**Instructions to follow**
Copy the following records word for word, line for line.

**Data to use**
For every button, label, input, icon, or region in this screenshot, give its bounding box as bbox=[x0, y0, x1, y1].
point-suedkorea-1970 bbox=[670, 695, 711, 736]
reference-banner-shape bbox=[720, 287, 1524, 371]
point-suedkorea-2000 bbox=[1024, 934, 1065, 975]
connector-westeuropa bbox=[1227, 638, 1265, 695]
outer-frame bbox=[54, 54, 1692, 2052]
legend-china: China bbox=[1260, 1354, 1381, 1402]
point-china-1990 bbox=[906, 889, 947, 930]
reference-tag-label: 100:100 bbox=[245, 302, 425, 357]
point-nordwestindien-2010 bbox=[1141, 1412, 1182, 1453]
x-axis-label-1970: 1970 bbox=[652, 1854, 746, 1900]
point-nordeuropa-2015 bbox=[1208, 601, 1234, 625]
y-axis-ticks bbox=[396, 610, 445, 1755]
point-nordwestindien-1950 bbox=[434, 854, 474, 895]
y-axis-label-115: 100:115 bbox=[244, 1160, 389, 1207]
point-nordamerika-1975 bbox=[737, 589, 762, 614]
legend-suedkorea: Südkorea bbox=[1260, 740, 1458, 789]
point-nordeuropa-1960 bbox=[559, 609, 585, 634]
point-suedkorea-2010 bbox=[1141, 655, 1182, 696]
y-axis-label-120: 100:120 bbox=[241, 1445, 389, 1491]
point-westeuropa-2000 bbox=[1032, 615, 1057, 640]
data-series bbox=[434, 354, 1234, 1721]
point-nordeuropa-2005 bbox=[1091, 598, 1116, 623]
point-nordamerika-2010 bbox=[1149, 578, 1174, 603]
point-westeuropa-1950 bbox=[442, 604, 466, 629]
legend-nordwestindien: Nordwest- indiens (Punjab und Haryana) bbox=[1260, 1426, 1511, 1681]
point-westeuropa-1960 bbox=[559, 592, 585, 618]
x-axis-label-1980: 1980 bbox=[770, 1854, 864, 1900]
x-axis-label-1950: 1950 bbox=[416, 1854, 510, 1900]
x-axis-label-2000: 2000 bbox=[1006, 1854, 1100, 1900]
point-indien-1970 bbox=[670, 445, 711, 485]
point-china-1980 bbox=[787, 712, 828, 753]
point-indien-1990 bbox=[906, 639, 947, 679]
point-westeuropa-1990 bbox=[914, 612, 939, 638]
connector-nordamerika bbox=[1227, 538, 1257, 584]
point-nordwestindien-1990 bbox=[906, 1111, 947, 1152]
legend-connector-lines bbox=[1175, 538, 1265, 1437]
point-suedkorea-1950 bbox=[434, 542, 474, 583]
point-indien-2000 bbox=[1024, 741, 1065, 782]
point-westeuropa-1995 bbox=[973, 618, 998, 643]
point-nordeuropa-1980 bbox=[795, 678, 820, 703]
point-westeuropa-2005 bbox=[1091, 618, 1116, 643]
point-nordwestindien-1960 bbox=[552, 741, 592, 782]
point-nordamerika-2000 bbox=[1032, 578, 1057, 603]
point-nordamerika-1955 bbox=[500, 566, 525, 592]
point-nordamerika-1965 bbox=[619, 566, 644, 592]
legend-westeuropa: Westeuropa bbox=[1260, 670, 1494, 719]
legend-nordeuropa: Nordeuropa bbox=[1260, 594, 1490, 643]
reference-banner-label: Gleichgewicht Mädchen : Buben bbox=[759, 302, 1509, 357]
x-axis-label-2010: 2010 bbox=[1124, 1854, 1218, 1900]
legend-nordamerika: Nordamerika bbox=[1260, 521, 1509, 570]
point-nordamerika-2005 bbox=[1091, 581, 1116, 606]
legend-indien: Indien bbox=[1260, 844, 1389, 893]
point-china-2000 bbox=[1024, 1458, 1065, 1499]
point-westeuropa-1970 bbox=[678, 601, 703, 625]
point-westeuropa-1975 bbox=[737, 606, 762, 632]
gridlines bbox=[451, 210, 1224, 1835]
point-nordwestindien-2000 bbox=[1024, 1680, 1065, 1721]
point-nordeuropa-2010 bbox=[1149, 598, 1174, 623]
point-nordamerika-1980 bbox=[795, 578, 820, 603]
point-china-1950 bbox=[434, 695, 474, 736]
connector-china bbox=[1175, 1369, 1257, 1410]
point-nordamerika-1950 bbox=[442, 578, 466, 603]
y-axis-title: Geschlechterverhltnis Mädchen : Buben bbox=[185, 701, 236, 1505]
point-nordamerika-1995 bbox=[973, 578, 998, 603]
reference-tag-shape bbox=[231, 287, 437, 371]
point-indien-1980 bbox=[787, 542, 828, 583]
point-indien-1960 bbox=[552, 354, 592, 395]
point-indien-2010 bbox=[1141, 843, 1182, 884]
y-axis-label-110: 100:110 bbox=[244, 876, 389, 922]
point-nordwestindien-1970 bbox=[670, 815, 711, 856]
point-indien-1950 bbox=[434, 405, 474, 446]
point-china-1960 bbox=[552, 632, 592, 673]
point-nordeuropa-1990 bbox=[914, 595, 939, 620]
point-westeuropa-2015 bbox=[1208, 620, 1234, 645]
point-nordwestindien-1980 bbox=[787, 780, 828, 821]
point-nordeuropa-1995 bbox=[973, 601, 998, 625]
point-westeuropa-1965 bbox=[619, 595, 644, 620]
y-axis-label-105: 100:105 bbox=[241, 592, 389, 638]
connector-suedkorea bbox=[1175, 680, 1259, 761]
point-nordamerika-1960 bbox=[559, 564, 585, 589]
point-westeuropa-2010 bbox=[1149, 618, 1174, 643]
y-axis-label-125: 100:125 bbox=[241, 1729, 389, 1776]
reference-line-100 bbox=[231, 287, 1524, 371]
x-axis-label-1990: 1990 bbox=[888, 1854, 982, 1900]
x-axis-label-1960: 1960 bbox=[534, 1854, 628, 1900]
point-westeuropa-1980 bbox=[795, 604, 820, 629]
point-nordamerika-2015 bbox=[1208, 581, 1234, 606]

**Result for this task**
For every button, label, input, icon, or region in this screenshot, give its bounding box as bbox=[x0, y0, x1, y1].
point-suedkorea-1970 bbox=[670, 695, 711, 736]
reference-banner-shape bbox=[720, 287, 1524, 371]
point-suedkorea-2000 bbox=[1024, 934, 1065, 975]
connector-westeuropa bbox=[1227, 638, 1265, 695]
outer-frame bbox=[54, 54, 1692, 2052]
legend-china: China bbox=[1260, 1354, 1381, 1402]
point-china-1990 bbox=[906, 889, 947, 930]
reference-tag-label: 100:100 bbox=[245, 302, 425, 357]
point-nordwestindien-2010 bbox=[1141, 1412, 1182, 1453]
x-axis-label-1970: 1970 bbox=[652, 1854, 746, 1900]
point-nordeuropa-2015 bbox=[1208, 601, 1234, 625]
y-axis-ticks bbox=[396, 610, 445, 1755]
point-nordwestindien-1950 bbox=[434, 854, 474, 895]
y-axis-label-115: 100:115 bbox=[244, 1160, 389, 1207]
point-nordamerika-1975 bbox=[737, 589, 762, 614]
legend-suedkorea: Südkorea bbox=[1260, 740, 1458, 789]
point-nordeuropa-1960 bbox=[559, 609, 585, 634]
point-suedkorea-2010 bbox=[1141, 655, 1182, 696]
y-axis-label-120: 100:120 bbox=[241, 1445, 389, 1491]
point-westeuropa-2000 bbox=[1032, 615, 1057, 640]
data-series bbox=[434, 354, 1234, 1721]
point-nordeuropa-2005 bbox=[1091, 598, 1116, 623]
point-nordamerika-2010 bbox=[1149, 578, 1174, 603]
point-westeuropa-1950 bbox=[442, 604, 466, 629]
legend-nordwestindien: Nordwest- indiens (Punjab und Haryana) bbox=[1260, 1426, 1511, 1681]
point-westeuropa-1960 bbox=[559, 592, 585, 618]
x-axis-label-1980: 1980 bbox=[770, 1854, 864, 1900]
x-axis-label-1950: 1950 bbox=[416, 1854, 510, 1900]
x-axis-label-2000: 2000 bbox=[1006, 1854, 1100, 1900]
point-indien-1970 bbox=[670, 445, 711, 485]
point-china-1980 bbox=[787, 712, 828, 753]
point-indien-1990 bbox=[906, 639, 947, 679]
point-westeuropa-1990 bbox=[914, 612, 939, 638]
connector-nordamerika bbox=[1227, 538, 1257, 584]
point-nordwestindien-1990 bbox=[906, 1111, 947, 1152]
legend-connector-lines bbox=[1175, 538, 1265, 1437]
point-suedkorea-1950 bbox=[434, 542, 474, 583]
point-indien-2000 bbox=[1024, 741, 1065, 782]
point-westeuropa-1995 bbox=[973, 618, 998, 643]
point-nordeuropa-1980 bbox=[795, 678, 820, 703]
point-westeuropa-2005 bbox=[1091, 618, 1116, 643]
point-nordwestindien-1960 bbox=[552, 741, 592, 782]
point-nordamerika-2000 bbox=[1032, 578, 1057, 603]
point-nordamerika-1955 bbox=[500, 566, 525, 592]
point-nordamerika-1965 bbox=[619, 566, 644, 592]
legend-westeuropa: Westeuropa bbox=[1260, 670, 1494, 719]
legend-nordeuropa: Nordeuropa bbox=[1260, 594, 1490, 643]
reference-banner-label: Gleichgewicht Mädchen : Buben bbox=[759, 302, 1509, 357]
x-axis-label-2010: 2010 bbox=[1124, 1854, 1218, 1900]
legend-nordamerika: Nordamerika bbox=[1260, 521, 1509, 570]
point-nordamerika-2005 bbox=[1091, 581, 1116, 606]
legend-indien: Indien bbox=[1260, 844, 1389, 893]
point-china-2000 bbox=[1024, 1458, 1065, 1499]
point-westeuropa-1970 bbox=[678, 601, 703, 625]
point-westeuropa-1975 bbox=[737, 606, 762, 632]
gridlines bbox=[451, 210, 1224, 1835]
point-nordwestindien-2000 bbox=[1024, 1680, 1065, 1721]
point-nordeuropa-2010 bbox=[1149, 598, 1174, 623]
point-nordamerika-1980 bbox=[795, 578, 820, 603]
point-china-1950 bbox=[434, 695, 474, 736]
connector-china bbox=[1175, 1369, 1257, 1410]
point-nordamerika-1950 bbox=[442, 578, 466, 603]
y-axis-title: Geschlechterverhltnis Mädchen : Buben bbox=[185, 701, 236, 1505]
point-nordamerika-1995 bbox=[973, 578, 998, 603]
reference-tag-shape bbox=[231, 287, 437, 371]
point-indien-1980 bbox=[787, 542, 828, 583]
point-indien-1960 bbox=[552, 354, 592, 395]
point-indien-2010 bbox=[1141, 843, 1182, 884]
y-axis-label-110: 100:110 bbox=[244, 876, 389, 922]
point-nordwestindien-1970 bbox=[670, 815, 711, 856]
point-indien-1950 bbox=[434, 405, 474, 446]
point-china-1960 bbox=[552, 632, 592, 673]
point-nordeuropa-1990 bbox=[914, 595, 939, 620]
point-westeuropa-2015 bbox=[1208, 620, 1234, 645]
point-nordwestindien-1980 bbox=[787, 780, 828, 821]
point-nordeuropa-1995 bbox=[973, 601, 998, 625]
point-westeuropa-1965 bbox=[619, 595, 644, 620]
y-axis-label-105: 100:105 bbox=[241, 592, 389, 638]
connector-suedkorea bbox=[1175, 680, 1259, 761]
point-nordamerika-1960 bbox=[559, 564, 585, 589]
point-westeuropa-2010 bbox=[1149, 618, 1174, 643]
y-axis-label-125: 100:125 bbox=[241, 1729, 389, 1776]
reference-line-100 bbox=[231, 287, 1524, 371]
x-axis-label-1990: 1990 bbox=[888, 1854, 982, 1900]
x-axis-label-1960: 1960 bbox=[534, 1854, 628, 1900]
point-westeuropa-1980 bbox=[795, 604, 820, 629]
point-nordamerika-2015 bbox=[1208, 581, 1234, 606]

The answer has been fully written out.